─── Document text ───
- Born: August 12, 1903
- Died: July 20, 1976 (aged 72)
- Known for: Past president, American Psychological Association
- Scientific career
- Fields: Psychology

= Laurance F. Shaffer =

American psychologist (1903–1976)

Laurance Frederic Shaffer (August 12, 1903 – July 20, 1976) was an American psychologist who was a past president of the American Psychological Association (APA) and notably served during World War II with the Air Force.

==Biography==
Laurance F. Shaffer was a Lieutenant Colonel in the U.S. Army Air Forces, where he established the first pilot selection examining unit. During this time he worked on personnel selection and decision making. This led to the publication of Psychological Tests and Personnel Decisions. It helped him share his findings on decision-making processes, selection of personnel. It helps reflect his expertise on this matter as well as his contribution to psychological assessment and organization.
─── Record extracts ───
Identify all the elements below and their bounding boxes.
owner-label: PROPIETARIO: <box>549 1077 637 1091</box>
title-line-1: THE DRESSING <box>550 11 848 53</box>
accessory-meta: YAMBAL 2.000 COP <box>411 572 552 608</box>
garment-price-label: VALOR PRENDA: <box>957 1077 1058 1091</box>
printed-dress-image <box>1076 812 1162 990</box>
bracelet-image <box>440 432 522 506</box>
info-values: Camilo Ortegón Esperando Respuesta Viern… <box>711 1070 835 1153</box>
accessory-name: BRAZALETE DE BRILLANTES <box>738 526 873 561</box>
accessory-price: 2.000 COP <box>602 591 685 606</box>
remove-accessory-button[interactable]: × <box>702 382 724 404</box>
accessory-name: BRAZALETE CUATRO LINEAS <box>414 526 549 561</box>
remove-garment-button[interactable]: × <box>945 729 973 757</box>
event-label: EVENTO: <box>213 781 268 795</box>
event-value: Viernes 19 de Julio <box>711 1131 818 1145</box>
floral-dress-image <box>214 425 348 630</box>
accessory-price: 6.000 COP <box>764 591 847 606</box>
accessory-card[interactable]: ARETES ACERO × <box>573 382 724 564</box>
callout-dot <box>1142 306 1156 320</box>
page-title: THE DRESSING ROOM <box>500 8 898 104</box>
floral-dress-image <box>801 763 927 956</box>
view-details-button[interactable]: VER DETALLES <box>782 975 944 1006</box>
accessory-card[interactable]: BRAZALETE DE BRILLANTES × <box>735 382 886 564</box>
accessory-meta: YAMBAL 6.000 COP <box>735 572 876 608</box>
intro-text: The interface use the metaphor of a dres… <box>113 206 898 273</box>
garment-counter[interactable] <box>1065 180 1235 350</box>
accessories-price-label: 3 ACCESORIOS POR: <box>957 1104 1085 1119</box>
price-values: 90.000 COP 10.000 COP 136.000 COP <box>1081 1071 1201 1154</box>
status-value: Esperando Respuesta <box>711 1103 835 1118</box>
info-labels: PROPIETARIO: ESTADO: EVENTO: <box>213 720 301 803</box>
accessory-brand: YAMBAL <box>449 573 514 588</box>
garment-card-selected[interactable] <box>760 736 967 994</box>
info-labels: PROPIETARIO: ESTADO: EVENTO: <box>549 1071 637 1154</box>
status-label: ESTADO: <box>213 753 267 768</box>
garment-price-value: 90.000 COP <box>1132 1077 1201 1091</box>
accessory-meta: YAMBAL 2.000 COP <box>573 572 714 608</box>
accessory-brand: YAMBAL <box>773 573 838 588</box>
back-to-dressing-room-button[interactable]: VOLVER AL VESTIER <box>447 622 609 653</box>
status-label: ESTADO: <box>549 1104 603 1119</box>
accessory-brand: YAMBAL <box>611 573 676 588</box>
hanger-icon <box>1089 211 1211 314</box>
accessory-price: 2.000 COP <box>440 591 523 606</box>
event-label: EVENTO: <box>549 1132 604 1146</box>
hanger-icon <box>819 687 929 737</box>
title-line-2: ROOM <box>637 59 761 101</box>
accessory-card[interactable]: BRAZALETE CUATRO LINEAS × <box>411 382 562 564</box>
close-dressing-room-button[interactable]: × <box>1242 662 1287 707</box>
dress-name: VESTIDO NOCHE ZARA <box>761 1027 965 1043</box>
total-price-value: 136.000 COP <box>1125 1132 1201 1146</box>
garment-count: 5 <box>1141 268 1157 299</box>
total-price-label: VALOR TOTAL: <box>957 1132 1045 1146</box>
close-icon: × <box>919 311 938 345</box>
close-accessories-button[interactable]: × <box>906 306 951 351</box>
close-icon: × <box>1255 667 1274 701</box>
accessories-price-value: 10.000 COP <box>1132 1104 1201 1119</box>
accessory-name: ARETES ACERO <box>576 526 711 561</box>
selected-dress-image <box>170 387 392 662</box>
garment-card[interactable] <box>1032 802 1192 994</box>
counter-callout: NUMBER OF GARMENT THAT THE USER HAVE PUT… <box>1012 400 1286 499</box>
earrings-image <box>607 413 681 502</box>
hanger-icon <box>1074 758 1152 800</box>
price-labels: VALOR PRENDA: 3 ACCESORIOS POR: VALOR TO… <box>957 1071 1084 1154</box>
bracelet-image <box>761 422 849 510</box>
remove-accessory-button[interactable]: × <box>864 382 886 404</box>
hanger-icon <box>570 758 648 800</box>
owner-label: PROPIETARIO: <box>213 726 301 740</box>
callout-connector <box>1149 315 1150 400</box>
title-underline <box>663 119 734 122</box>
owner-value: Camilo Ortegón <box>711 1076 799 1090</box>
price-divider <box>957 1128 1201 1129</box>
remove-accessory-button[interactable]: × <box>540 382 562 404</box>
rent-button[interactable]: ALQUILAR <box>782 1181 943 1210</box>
───
Required action 1>
According to the Laurance F. Shaffer biography, what did Shaffer establish while serving in the U.S. Army Air Forces?
Required action 2>
List every label in the summary list at the top of the Shaffer biography.
Required action 3>
Pick up the Laurance F. Shaffer biography after its last sentence and keep writing it.
These stored entries have no connection to the Laurance F. Shaffer biography.

Expected output 1>
He established the first pilot selection examining unit.

Expected output 2>
Born; Died; Known for; Scientific career; Fields

Expected output 3>
He was a department chair at Columbia University and he served as editor of the Journal of Consulting Psychology.

Shaffer’s contributions to psychology are highlighted by his advocacy of the concept of mental hygiene, which integrated ideas of health promotion and psychological adjustment. He authored a notable book, The Psychology of Adjustment. He focuses on how individuals adapt to challenges and changes in their surroundings. It covers many topics including stress, factors of adjustment, and even coping mechanisms. It helps individuals understand and achieve emotional well-being and reflects his expertise in clinical psychology and his promotion of mental health.